■ Page extract ■
[Start]
Analyzing E3 2012

E3 is an interesting event – it's a cross between CES and Comicon. Technically, it is an "industry" event not open to the public, but apparently if you work at a Gamestop you qualify as "industry." Were people dressed up in costume? Yep. Were there scantily clad booth babes? Lots. One company just outside the convention center had women in bikinis posing for photos as a tie-in with their... no, it was entirely gratuitous. Did people stand in line for hours to get cheap SWAG? Absolutely. In fact, the lines were far longer to get free Oswald Rabbit ear hats in the Disney booth than to play games on the Wii U in Nintendo's booth. That sort of blew my mind: you get the chance to go hands on with unreleased hardware and software and instead you wait for a silly hat? And yet E3 is not a gaming festival – there was plenty of actual news at the show.

E3 press conferences are also unique. It certainly seems that anyone who has commented on a game blog could claim to be a member of the press. E3 press conferences are massive affairs with several thousand people filling up stadiums and theaters. However, even with the loosest definition of the term, most of the people in attendance were not members of the press, but partners, retailers, employees, and game enthusiasts – some of whom camped out a day prior to get into Sony's event.
[End]
■ Written task 1 ■
Reproduce the entry lines starting at the one containing "data-point — [484, 170, 498, 184]" and ending at the one containing "data-point — [472, 228, 486, 242]", switching "zone-label" to "region-label" and keeping everything else unchanged.
■ Written task 2 ■
Continue the E3 2012 piece from the point where it stops.
The entries have no connection to the text about E3 2012.

■ Extracted records ■
[Start]
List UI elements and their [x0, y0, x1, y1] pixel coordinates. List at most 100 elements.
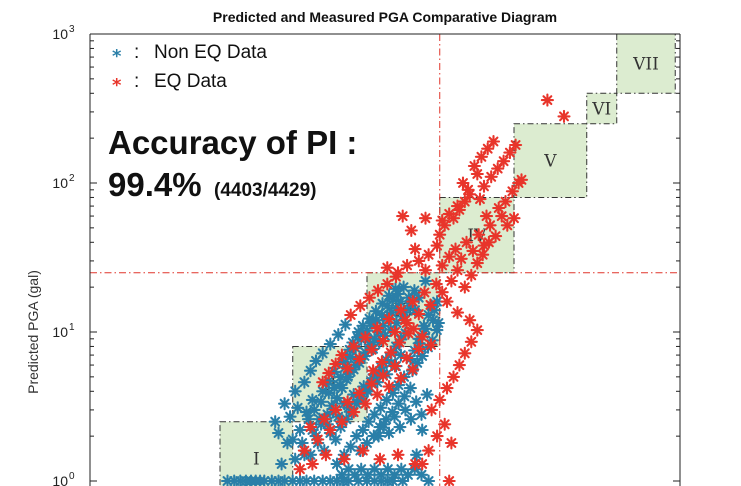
data-point — [484, 170, 498, 184]
data-point — [412, 307, 426, 321]
data-point — [303, 448, 318, 462]
accuracy-count: (4403/4429) — [214, 180, 316, 201]
data-point — [382, 426, 396, 440]
data-point — [470, 323, 484, 337]
data-point — [323, 423, 337, 437]
data-point — [458, 346, 472, 360]
data-point — [464, 268, 478, 282]
data-point — [293, 423, 307, 437]
data-point — [470, 256, 484, 270]
data-point — [412, 254, 426, 268]
data-point — [362, 291, 376, 305]
data-point — [422, 444, 436, 458]
accuracy-heading: Accuracy of PI : — [108, 124, 357, 161]
data-point — [352, 352, 366, 366]
data-point — [297, 375, 311, 389]
data-point — [483, 218, 497, 232]
y-tick-label-exponent: 3 — [69, 24, 75, 35]
data-point — [323, 337, 337, 351]
data-point — [303, 364, 318, 378]
data-point — [309, 354, 323, 368]
data-point — [442, 250, 456, 264]
data-point — [317, 412, 331, 426]
data-point — [316, 346, 330, 360]
data-point — [412, 342, 426, 356]
data-point — [463, 313, 477, 327]
data-point — [377, 417, 391, 431]
zone-label: V — [543, 152, 557, 172]
data-point — [514, 173, 529, 187]
data-point — [409, 395, 423, 409]
data-point — [386, 293, 400, 307]
data-point — [319, 448, 333, 462]
data-point — [424, 338, 438, 352]
y-tick-label: 10 — [52, 473, 68, 486]
data-point — [458, 280, 472, 294]
data-point — [418, 211, 433, 225]
data-point — [418, 274, 433, 288]
data-point — [286, 432, 300, 447]
y-tick-label-exponent: 1 — [69, 322, 75, 333]
data-point — [376, 334, 390, 348]
data-point — [387, 468, 402, 482]
data-point — [472, 228, 486, 242]
y-tick-label: 10 — [52, 26, 68, 42]
data-point — [382, 380, 396, 394]
data-point — [503, 146, 517, 160]
data-point — [557, 109, 571, 123]
data-point — [417, 285, 432, 300]
data-point — [344, 350, 358, 364]
data-point — [444, 436, 458, 450]
data-point — [382, 312, 396, 326]
zone-box — [616, 34, 676, 94]
legend-label: Non EQ Data — [154, 42, 267, 63]
data-point — [461, 183, 475, 197]
accuracy-value: 99.4% — [108, 166, 202, 203]
legend-marker: * — [112, 46, 122, 67]
data-point — [388, 359, 402, 373]
data-point — [372, 429, 386, 443]
data-point — [420, 388, 434, 402]
zone-box — [586, 92, 618, 125]
data-point — [392, 335, 407, 350]
data-point — [433, 228, 447, 242]
data-point — [393, 420, 407, 434]
y-axis-label: Predicted PGA (gal) — [25, 270, 41, 394]
data-point — [391, 448, 405, 462]
data-point — [423, 298, 437, 312]
data-point — [358, 397, 372, 411]
data-point — [275, 457, 289, 471]
data-point — [505, 184, 519, 198]
data-point — [479, 209, 494, 223]
y-tick-label-exponent: 2 — [69, 173, 75, 184]
data-point — [463, 187, 477, 201]
data-point — [288, 384, 302, 398]
data-point — [403, 381, 417, 395]
data-point — [430, 429, 444, 443]
data-point — [358, 330, 372, 344]
data-point — [430, 323, 444, 337]
data-point — [408, 242, 422, 256]
data-point — [316, 375, 330, 389]
data-point — [366, 364, 380, 378]
data-point — [371, 283, 385, 298]
data-point — [356, 444, 370, 458]
zone-box — [513, 123, 588, 198]
data-point — [370, 321, 384, 335]
data-point — [486, 134, 501, 149]
chart-title: Predicted and Measured PGA Comparative D… — [213, 9, 557, 25]
plot-area: IIIIIIIVVVIVII — [90, 34, 680, 486]
zone-label: VII — [632, 55, 659, 75]
data-point — [283, 410, 297, 424]
data-point — [388, 325, 402, 339]
data-point — [400, 258, 414, 272]
data-point — [404, 223, 418, 238]
data-point — [442, 474, 456, 486]
series-eq — [293, 93, 571, 486]
data-point — [356, 423, 370, 437]
data-point — [497, 154, 511, 168]
data-point — [540, 93, 554, 107]
data-point — [268, 415, 282, 429]
y-tick-label: 10 — [52, 175, 68, 191]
[End]
■ Reply 1 ■
data-point — [484, 170, 498, 184]
data-point — [412, 307, 426, 321]
data-point — [303, 448, 318, 462]
accuracy-count: (4403/4429) — [214, 180, 316, 201]
data-point — [382, 426, 396, 440]
data-point — [470, 323, 484, 337]
data-point — [323, 423, 337, 437]
data-point — [458, 346, 472, 360]
data-point — [464, 268, 478, 282]
data-point — [293, 423, 307, 437]
data-point — [470, 256, 484, 270]
data-point — [412, 254, 426, 268]
data-point — [362, 291, 376, 305]
data-point — [422, 444, 436, 458]
accuracy-heading: Accuracy of PI : — [108, 124, 357, 161]
data-point — [352, 352, 366, 366]
data-point — [297, 375, 311, 389]
data-point — [483, 218, 497, 232]
y-tick-label-exponent: 3 — [69, 24, 75, 35]
data-point — [323, 337, 337, 351]
data-point — [303, 364, 318, 378]
data-point — [309, 354, 323, 368]
data-point — [442, 250, 456, 264]
data-point — [317, 412, 331, 426]
data-point — [316, 346, 330, 360]
data-point — [412, 342, 426, 356]
data-point — [463, 313, 477, 327]
data-point — [377, 417, 391, 431]
region-label: V — [543, 152, 557, 172]
data-point — [514, 173, 529, 187]
data-point — [409, 395, 423, 409]
data-point — [386, 293, 400, 307]
data-point — [319, 448, 333, 462]
data-point — [424, 338, 438, 352]
y-tick-label: 10 — [52, 473, 68, 486]
data-point — [458, 280, 472, 294]
data-point — [418, 211, 433, 225]
data-point — [418, 274, 433, 288]
data-point — [286, 432, 300, 447]
y-tick-label-exponent: 1 — [69, 322, 75, 333]
data-point — [376, 334, 390, 348]
data-point — [387, 468, 402, 482]
data-point — [472, 228, 486, 242]

■ Reply 2 ■
The invited guests were quite partisan – and they were out for (virtual) blood. Game demos at Microsoft and Sony including neck stabbing, neck slicing, arrows to the head, shotgun blasts to the head, and some extremely graphic knifing of an elephant monster's brains. With each gruesome act of gruesomeness the crowds cheered louder. They may have just been trying to determine if they had any hearing left: Microsoft's press conference was so loud that the company bragged it registered on nearby USC's seismic monitors. (I've been to E3 before, and I came prepared: I brought earplugs.)

Nintendo's press conference was qualitatively different, thanks to the company's content which leans towards the whimsical, and the company's attitude. At an analyst Q&A at E3, Nintendo's President said that he takes care to protect Nintendo's brand so that parents and grandparents will feel safe buying a Nintendo system for their children and grandchildren. You never hear that from Sony or Microsoft. The Nintendo fans are just as nuts about their platform as the Sony fans, but the press conference featured more Pikmin and less splattered brains.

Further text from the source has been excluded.